Data listing

- - - - - - -

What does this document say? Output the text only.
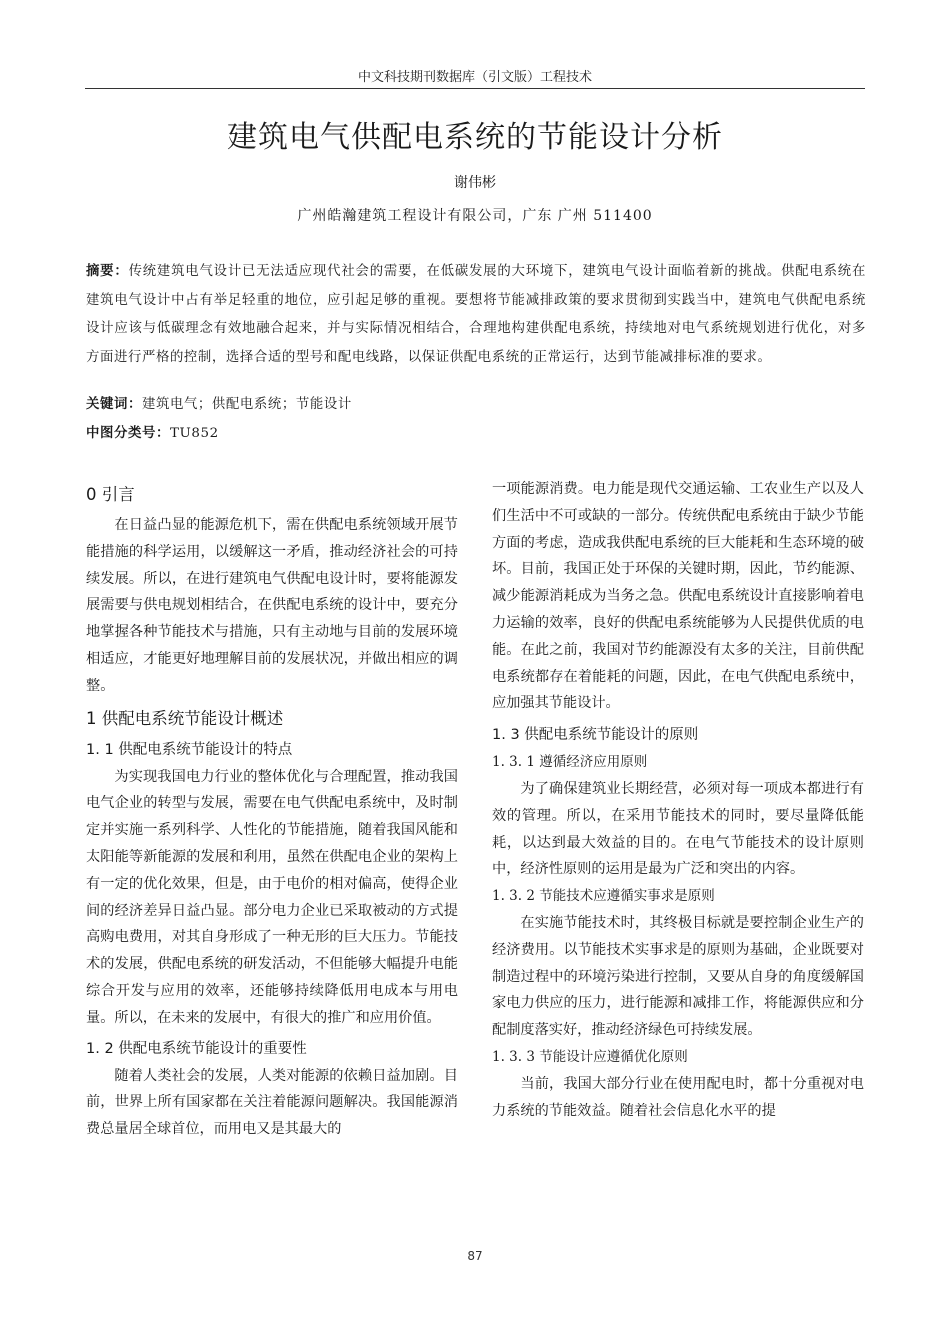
中文科技期刊数据库（引文版）工程技术
建筑电气供配电系统的节能设计分析
谢伟彬
广州皓瀚建筑工程设计有限公司，广东 广州 511400
摘要：传统建筑电气设计已无法适应现代社会的需要，在低碳发展的大环境下，建筑电气设计面临着新的挑战。供配电系统在建筑电气设计中占有举足轻重的地位，应引起足够的重视。要想将节能减排政策的要求贯彻到实践当中，建筑电气供配电系统设计应该与低碳理念有效地融合起来，并与实际情况相结合，合理地构建供配电系统，持续地对电气系统规划进行优化，对多方面进行严格的控制，选择合适的型号和配电线路，以保证供配电系统的正常运行，达到节能减排标准的要求。
关键词：建筑电气；供配电系统；节能设计
中图分类号：TU852
0 引言

在日益凸显的能源危机下，需在供配电系统领域开展节能措施的科学运用，以缓解这一矛盾，推动经济社会的可持续发展。所以，在进行建筑电气供配电设计时，要将能源发展需要与供电规划相结合，在供配电系统的设计中，要充分地掌握各种节能技术与措施，只有主动地与目前的发展环境相适应，才能更好地理解目前的发展状况，并做出相应的调整。

1 供配电系统节能设计概述
1. 1 供配电系统节能设计的特点

为实现我国电力行业的整体优化与合理配置，推动我国电气企业的转型与发展，需要在电气供配电系统中，及时制定并实施一系列科学、人性化的节能措施，随着我国风能和太阳能等新能源的发展和利用，虽然在供配电企业的架构上有一定的优化效果，但是，由于电价的相对偏高，使得企业间的经济差异日益凸显。部分电力企业已采取被动的方式提高购电费用，对其自身形成了一种无形的巨大压力。节能技术的发展，供配电系统的研发活动，不但能够大幅提升电能综合开发与应用的效率，还能够持续降低用电成本与用电量。所以，在未来的发展中，有很大的推广和应用价值。

1. 2 供配电系统节能设计的重要性

随着人类社会的发展，人类对能源的依赖日益加剧。目前，世界上所有国家都在关注着能源问题解决。我国能源消费总量居全球首位，而用电又是其最大的

一项能源消费。电力能是现代交通运输、工农业生产以及人们生活中不可或缺的一部分。传统供配电系统由于缺少节能方面的考虑，造成我供配电系统的巨大能耗和生态环境的破坏。目前，我国正处于环保的关键时期，因此，节约能源、减少能源消耗成为当务之急。供配电系统设计直接影响着电力运输的效率，良好的供配电系统能够为人民提供优质的电能。在此之前，我国对节约能源没有太多的关注，目前供配电系统都存在着能耗的问题，因此，在电气供配电系统中，应加强其节能设计。

1. 3 供配电系统节能设计的原则
1. 3. 1 遵循经济应用原则

为了确保建筑业长期经营，必须对每一项成本都进行有效的管理。所以，在采用节能技术的同时，要尽量降低能耗，以达到最大效益的目的。在电气节能技术的设计原则中，经济性原则的运用是最为广泛和突出的内容。

1. 3. 2 节能技术应遵循实事求是原则

在实施节能技术时，其终极目标就是要控制企业生产的经济费用。以节能技术实事求是的原则为基础，企业既要对制造过程中的环境污染进行控制，又要从自身的角度缓解国家电力供应的压力，进行能源和减排工作，将能源供应和分配制度落实好，推动经济绿色可持续发展。

1. 3. 3 节能设计应遵循优化原则

当前，我国大部分行业在使用配电时，都十分重视对电力系统的节能效益。随着社会信息化水平的提

87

- - - - - - -

> **DIRECTIVE**: Take the records above and transcribe them exactly, dropping every picture.

> **ANSWER FOR THIS EXERCISE**:
What does this document say? Output the text only.
中文科技期刊数据库（引文版）工程技术
建筑电气供配电系统的节能设计分析
谢伟彬
广州皓瀚建筑工程设计有限公司，广东 广州 511400
摘要：传统建筑电气设计已无法适应现代社会的需要，在低碳发展的大环境下，建筑电气设计面临着新的挑战。供配电系统在建筑电气设计中占有举足轻重的地位，应引起足够的重视。要想将节能减排政策的要求贯彻到实践当中，建筑电气供配电系统设计应该与低碳理念有效地融合起来，并与实际情况相结合，合理地构建供配电系统，持续地对电气系统规划进行优化，对多方面进行严格的控制，选择合适的型号和配电线路，以保证供配电系统的正常运行，达到节能减排标准的要求。
关键词：建筑电气；供配电系统；节能设计
中图分类号：TU852
0 引言

在日益凸显的能源危机下，需在供配电系统领域开展节能措施的科学运用，以缓解这一矛盾，推动经济社会的可持续发展。所以，在进行建筑电气供配电设计时，要将能源发展需要与供电规划相结合，在供配电系统的设计中，要充分地掌握各种节能技术与措施，只有主动地与目前的发展环境相适应，才能更好地理解目前的发展状况，并做出相应的调整。

1 供配电系统节能设计概述
1. 1 供配电系统节能设计的特点

为实现我国电力行业的整体优化与合理配置，推动我国电气企业的转型与发展，需要在电气供配电系统中，及时制定并实施一系列科学、人性化的节能措施，随着我国风能和太阳能等新能源的发展和利用，虽然在供配电企业的架构上有一定的优化效果，但是，由于电价的相对偏高，使得企业间的经济差异日益凸显。部分电力企业已采取被动的方式提高购电费用，对其自身形成了一种无形的巨大压力。节能技术的发展，供配电系统的研发活动，不但能够大幅提升电能综合开发与应用的效率，还能够持续降低用电成本与用电量。所以，在未来的发展中，有很大的推广和应用价值。

1. 2 供配电系统节能设计的重要性

随着人类社会的发展，人类对能源的依赖日益加剧。目前，世界上所有国家都在关注着能源问题解决。我国能源消费总量居全球首位，而用电又是其最大的

一项能源消费。电力能是现代交通运输、工农业生产以及人们生活中不可或缺的一部分。传统供配电系统由于缺少节能方面的考虑，造成我供配电系统的巨大能耗和生态环境的破坏。目前，我国正处于环保的关键时期，因此，节约能源、减少能源消耗成为当务之急。供配电系统设计直接影响着电力运输的效率，良好的供配电系统能够为人民提供优质的电能。在此之前，我国对节约能源没有太多的关注，目前供配电系统都存在着能耗的问题，因此，在电气供配电系统中，应加强其节能设计。

1. 3 供配电系统节能设计的原则
1. 3. 1 遵循经济应用原则

为了确保建筑业长期经营，必须对每一项成本都进行有效的管理。所以，在采用节能技术的同时，要尽量降低能耗，以达到最大效益的目的。在电气节能技术的设计原则中，经济性原则的运用是最为广泛和突出的内容。

1. 3. 2 节能技术应遵循实事求是原则

在实施节能技术时，其终极目标就是要控制企业生产的经济费用。以节能技术实事求是的原则为基础，企业既要对制造过程中的环境污染进行控制，又要从自身的角度缓解国家电力供应的压力，进行能源和减排工作，将能源供应和分配制度落实好，推动经济绿色可持续发展。

1. 3. 3 节能设计应遵循优化原则

当前，我国大部分行业在使用配电时，都十分重视对电力系统的节能效益。随着社会信息化水平的提

87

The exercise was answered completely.